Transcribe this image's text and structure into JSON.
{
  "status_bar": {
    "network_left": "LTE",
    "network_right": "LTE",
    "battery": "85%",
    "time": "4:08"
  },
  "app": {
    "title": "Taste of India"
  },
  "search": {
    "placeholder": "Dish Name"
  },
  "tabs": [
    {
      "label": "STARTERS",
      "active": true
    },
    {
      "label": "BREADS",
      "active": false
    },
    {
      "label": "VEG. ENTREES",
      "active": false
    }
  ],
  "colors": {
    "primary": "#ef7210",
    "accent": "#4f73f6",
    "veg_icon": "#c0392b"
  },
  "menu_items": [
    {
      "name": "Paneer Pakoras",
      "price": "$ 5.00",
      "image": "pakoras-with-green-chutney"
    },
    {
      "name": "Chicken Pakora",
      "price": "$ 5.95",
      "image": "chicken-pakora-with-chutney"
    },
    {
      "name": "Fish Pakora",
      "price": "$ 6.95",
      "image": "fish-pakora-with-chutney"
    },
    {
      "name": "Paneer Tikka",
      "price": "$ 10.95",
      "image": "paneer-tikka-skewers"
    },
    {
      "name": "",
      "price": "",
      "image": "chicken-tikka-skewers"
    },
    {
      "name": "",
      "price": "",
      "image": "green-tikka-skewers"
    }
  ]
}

**Problem statement:** Copy each entry exactly, with nothing added or dropped.

**Correct output:**
Transcribe this image's text and structure into JSON.
{
  "status_bar": {
    "network_left": "LTE",
    "network_right": "LTE",
    "battery": "85%",
    "time": "4:08"
  },
  "app": {
    "title": "Taste of India"
  },
  "search": {
    "placeholder": "Dish Name"
  },
  "tabs": [
    {
      "label": "STARTERS",
      "active": true
    },
    {
      "label": "BREADS",
      "active": false
    },
    {
      "label": "VEG. ENTREES",
      "active": false
    }
  ],
  "colors": {
    "primary": "#ef7210",
    "accent": "#4f73f6",
    "veg_icon": "#c0392b"
  },
  "menu_items": [
    {
      "name": "Paneer Pakoras",
      "price": "$ 5.00",
      "image": "pakoras-with-green-chutney"
    },
    {
      "name": "Chicken Pakora",
      "price": "$ 5.95",
      "image": "chicken-pakora-with-chutney"
    },
    {
      "name": "Fish Pakora",
      "price": "$ 6.95",
      "image": "fish-pakora-with-chutney"
    },
    {
      "name": "Paneer Tikka",
      "price": "$ 10.95",
      "image": "paneer-tikka-skewers"
    },
    {
      "name": "",
      "price": "",
      "image": "chicken-tikka-skewers"
    },
    {
      "name": "",
      "price": "",
      "image": "green-tikka-skewers"
    }
  ]
}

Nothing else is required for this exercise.